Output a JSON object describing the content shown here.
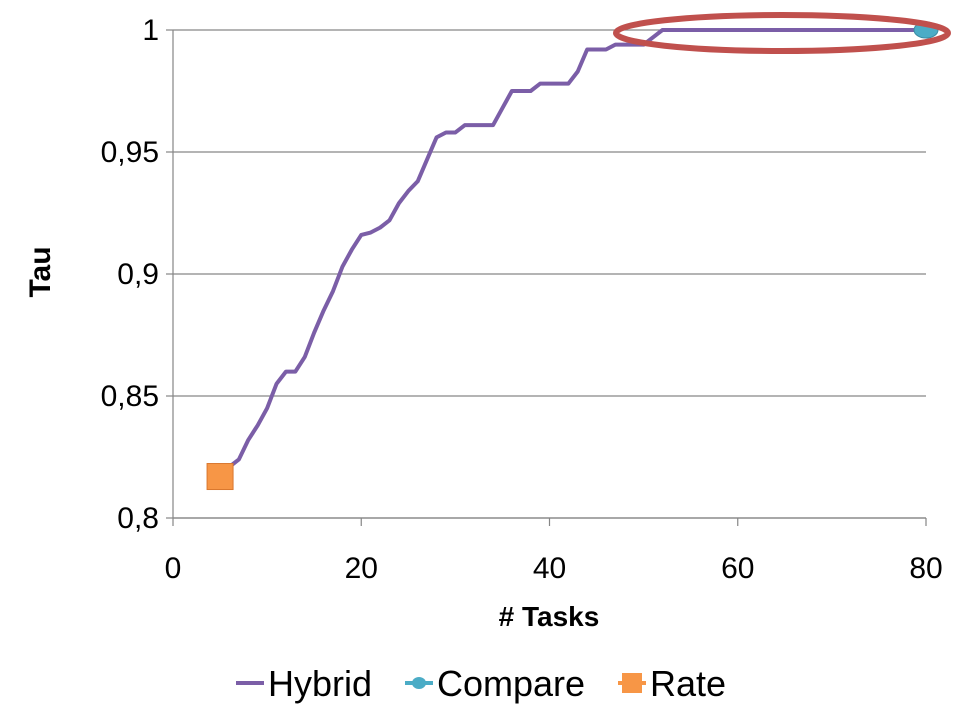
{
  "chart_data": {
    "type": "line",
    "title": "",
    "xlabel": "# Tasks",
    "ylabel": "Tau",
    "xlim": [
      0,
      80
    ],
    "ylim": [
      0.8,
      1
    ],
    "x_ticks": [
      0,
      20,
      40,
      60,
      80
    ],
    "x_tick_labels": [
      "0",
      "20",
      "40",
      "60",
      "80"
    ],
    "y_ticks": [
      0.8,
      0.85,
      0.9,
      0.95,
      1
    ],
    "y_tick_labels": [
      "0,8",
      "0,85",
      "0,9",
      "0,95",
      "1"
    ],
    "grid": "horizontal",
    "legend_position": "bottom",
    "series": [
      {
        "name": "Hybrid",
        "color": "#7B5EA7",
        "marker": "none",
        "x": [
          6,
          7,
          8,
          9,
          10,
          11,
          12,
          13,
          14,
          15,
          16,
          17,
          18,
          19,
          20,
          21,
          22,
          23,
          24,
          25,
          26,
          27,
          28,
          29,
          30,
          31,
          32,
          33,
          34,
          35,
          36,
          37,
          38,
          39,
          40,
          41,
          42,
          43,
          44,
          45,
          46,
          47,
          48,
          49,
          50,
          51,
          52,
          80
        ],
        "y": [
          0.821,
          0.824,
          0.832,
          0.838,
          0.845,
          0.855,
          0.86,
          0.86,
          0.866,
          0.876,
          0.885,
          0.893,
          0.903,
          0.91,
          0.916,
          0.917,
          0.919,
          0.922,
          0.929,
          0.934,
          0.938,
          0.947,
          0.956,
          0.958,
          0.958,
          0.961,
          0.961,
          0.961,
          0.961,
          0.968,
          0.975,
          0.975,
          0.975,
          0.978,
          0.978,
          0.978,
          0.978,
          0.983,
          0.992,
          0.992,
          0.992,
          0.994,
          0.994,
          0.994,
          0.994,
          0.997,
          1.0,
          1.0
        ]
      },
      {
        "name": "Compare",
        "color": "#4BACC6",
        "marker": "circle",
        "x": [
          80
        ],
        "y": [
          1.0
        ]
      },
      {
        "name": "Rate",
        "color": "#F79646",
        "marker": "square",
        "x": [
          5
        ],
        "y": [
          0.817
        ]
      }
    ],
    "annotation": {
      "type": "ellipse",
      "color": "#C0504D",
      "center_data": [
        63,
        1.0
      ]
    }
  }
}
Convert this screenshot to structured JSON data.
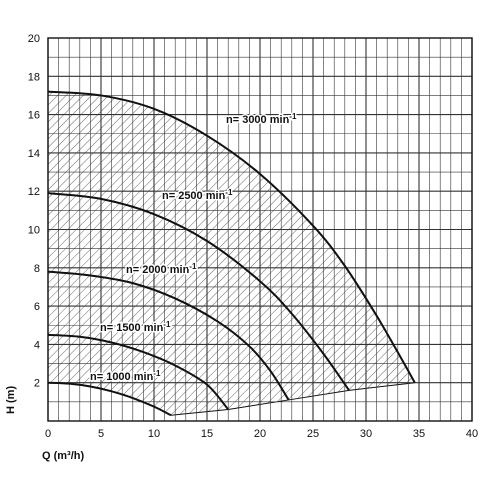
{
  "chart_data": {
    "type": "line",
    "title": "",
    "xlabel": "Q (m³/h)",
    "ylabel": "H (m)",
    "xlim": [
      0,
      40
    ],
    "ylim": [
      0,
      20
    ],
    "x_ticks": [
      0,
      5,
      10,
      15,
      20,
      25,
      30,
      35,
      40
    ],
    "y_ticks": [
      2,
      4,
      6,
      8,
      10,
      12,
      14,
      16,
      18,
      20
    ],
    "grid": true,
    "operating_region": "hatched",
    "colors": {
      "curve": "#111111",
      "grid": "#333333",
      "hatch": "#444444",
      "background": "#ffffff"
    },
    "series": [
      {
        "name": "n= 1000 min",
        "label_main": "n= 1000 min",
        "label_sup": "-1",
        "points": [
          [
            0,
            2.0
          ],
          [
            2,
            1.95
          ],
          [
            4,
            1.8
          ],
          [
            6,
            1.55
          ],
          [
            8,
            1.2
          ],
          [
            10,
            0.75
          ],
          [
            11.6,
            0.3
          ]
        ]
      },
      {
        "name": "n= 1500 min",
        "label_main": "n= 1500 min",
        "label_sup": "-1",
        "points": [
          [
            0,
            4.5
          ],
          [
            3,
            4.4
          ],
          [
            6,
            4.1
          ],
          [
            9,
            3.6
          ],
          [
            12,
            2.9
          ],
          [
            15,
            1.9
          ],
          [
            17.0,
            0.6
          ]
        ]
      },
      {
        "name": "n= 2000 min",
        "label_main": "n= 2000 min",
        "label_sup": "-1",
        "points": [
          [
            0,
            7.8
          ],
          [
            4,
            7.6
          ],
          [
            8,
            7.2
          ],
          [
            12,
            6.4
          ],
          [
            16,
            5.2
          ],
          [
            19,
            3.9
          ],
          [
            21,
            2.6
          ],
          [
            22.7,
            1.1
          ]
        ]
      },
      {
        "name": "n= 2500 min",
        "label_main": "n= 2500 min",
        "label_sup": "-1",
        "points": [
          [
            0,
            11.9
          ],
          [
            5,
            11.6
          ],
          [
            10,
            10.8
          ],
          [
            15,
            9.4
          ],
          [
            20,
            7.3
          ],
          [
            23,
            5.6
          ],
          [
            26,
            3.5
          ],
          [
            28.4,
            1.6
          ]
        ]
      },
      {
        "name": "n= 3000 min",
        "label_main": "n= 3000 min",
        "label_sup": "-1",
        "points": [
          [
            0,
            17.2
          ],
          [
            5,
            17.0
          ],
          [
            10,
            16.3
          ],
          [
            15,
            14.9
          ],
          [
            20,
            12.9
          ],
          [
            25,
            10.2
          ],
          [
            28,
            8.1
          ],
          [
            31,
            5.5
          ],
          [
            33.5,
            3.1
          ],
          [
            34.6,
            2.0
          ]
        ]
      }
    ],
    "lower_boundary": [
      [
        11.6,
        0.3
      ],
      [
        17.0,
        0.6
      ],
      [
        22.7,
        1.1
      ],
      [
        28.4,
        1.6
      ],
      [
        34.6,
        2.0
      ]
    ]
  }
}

_____

Aim of the task: Each entry above is to be written out again unchanged, apart from the pictures, which are left out.

Task response:
Output a JSON object describing the content shown here.
{
  "chart_data": {
    "type": "line",
    "title": "",
    "xlabel": "# Tasks",
    "ylabel": "Tau",
    "xlim": [
      0,
      80
    ],
    "ylim": [
      0.8,
      1
    ],
    "x_ticks": [
      0,
      20,
      40,
      60,
      80
    ],
    "x_tick_labels": [
      "0",
      "20",
      "40",
      "60",
      "80"
    ],
    "y_ticks": [
      0.8,
      0.85,
      0.9,
      0.95,
      1
    ],
    "y_tick_labels": [
      "0,8",
      "0,85",
      "0,9",
      "0,95",
      "1"
    ],
    "grid": "horizontal",
    "legend_position": "bottom",
    "series": [
      {
        "name": "Hybrid",
        "color": "#7B5EA7",
        "marker": "none",
        "x": [
          6,
          7,
          8,
          9,
          10,
          11,
          12,
          13,
          14,
          15,
          16,
          17,
          18,
          19,
          20,
          21,
          22,
          23,
          24,
          25,
          26,
          27,
          28,
          29,
          30,
          31,
          32,
          33,
          34,
          35,
          36,
          37,
          38,
          39,
          40,
          41,
          42,
          43,
          44,
          45,
          46,
          47,
          48,
          49,
          50,
          51,
          52,
          80
        ],
        "y": [
          0.821,
          0.824,
          0.832,
          0.838,
          0.845,
          0.855,
          0.86,
          0.86,
          0.866,
          0.876,
          0.885,
          0.893,
          0.903,
          0.91,
          0.916,
          0.917,
          0.919,
          0.922,
          0.929,
          0.934,
          0.938,
          0.947,
          0.956,
          0.958,
          0.958,
          0.961,
          0.961,
          0.961,
          0.961,
          0.968,
          0.975,
          0.975,
          0.975,
          0.978,
          0.978,
          0.978,
          0.978,
          0.983,
          0.992,
          0.992,
          0.992,
          0.994,
          0.994,
          0.994,
          0.994,
          0.997,
          1.0,
          1.0
        ]
      },
      {
        "name": "Compare",
        "color": "#4BACC6",
        "marker": "circle",
        "x": [
          80
        ],
        "y": [
          1.0
        ]
      },
      {
        "name": "Rate",
        "color": "#F79646",
        "marker": "square",
        "x": [
          5
        ],
        "y": [
          0.817
        ]
      }
    ],
    "annotation": {
      "type": "ellipse",
      "color": "#C0504D",
      "center_data": [
        63,
        1.0
      ]
    }
  }
}
Convert this screenshot to structured JSON data.
{
  "chart_data": {
    "type": "line",
    "title": "",
    "xlabel": "Q (m³/h)",
    "ylabel": "H (m)",
    "xlim": [
      0,
      40
    ],
    "ylim": [
      0,
      20
    ],
    "x_ticks": [
      0,
      5,
      10,
      15,
      20,
      25,
      30,
      35,
      40
    ],
    "y_ticks": [
      2,
      4,
      6,
      8,
      10,
      12,
      14,
      16,
      18,
      20
    ],
    "grid": true,
    "operating_region": "hatched",
    "colors": {
      "curve": "#111111",
      "grid": "#333333",
      "hatch": "#444444",
      "background": "#ffffff"
    },
    "series": [
      {
        "name": "n= 1000 min",
        "label_main": "n= 1000 min",
        "label_sup": "-1",
        "points": [
          [
            0,
            2.0
          ],
          [
            2,
            1.95
          ],
          [
            4,
            1.8
          ],
          [
            6,
            1.55
          ],
          [
            8,
            1.2
          ],
          [
            10,
            0.75
          ],
          [
            11.6,
            0.3
          ]
        ]
      },
      {
        "name": "n= 1500 min",
        "label_main": "n= 1500 min",
        "label_sup": "-1",
        "points": [
          [
            0,
            4.5
          ],
          [
            3,
            4.4
          ],
          [
            6,
            4.1
          ],
          [
            9,
            3.6
          ],
          [
            12,
            2.9
          ],
          [
            15,
            1.9
          ],
          [
            17.0,
            0.6
          ]
        ]
      },
      {
        "name": "n= 2000 min",
        "label_main": "n= 2000 min",
        "label_sup": "-1",
        "points": [
          [
            0,
            7.8
          ],
          [
            4,
            7.6
          ],
          [
            8,
            7.2
          ],
          [
            12,
            6.4
          ],
          [
            16,
            5.2
          ],
          [
            19,
            3.9
          ],
          [
            21,
            2.6
          ],
          [
            22.7,
            1.1
          ]
        ]
      },
      {
        "name": "n= 2500 min",
        "label_main": "n= 2500 min",
        "label_sup": "-1",
        "points": [
          [
            0,
            11.9
          ],
          [
            5,
            11.6
          ],
          [
            10,
            10.8
          ],
          [
            15,
            9.4
          ],
          [
            20,
            7.3
          ],
          [
            23,
            5.6
          ],
          [
            26,
            3.5
          ],
          [
            28.4,
            1.6
          ]
        ]
      },
      {
        "name": "n= 3000 min",
        "label_main": "n= 3000 min",
        "label_sup": "-1",
        "points": [
          [
            0,
            17.2
          ],
          [
            5,
            17.0
          ],
          [
            10,
            16.3
          ],
          [
            15,
            14.9
          ],
          [
            20,
            12.9
          ],
          [
            25,
            10.2
          ],
          [
            28,
            8.1
          ],
          [
            31,
            5.5
          ],
          [
            33.5,
            3.1
          ],
          [
            34.6,
            2.0
          ]
        ]
      }
    ],
    "lower_boundary": [
      [
        11.6,
        0.3
      ],
      [
        17.0,
        0.6
      ],
      [
        22.7,
        1.1
      ],
      [
        28.4,
        1.6
      ],
      [
        34.6,
        2.0
      ]
    ]
  }
}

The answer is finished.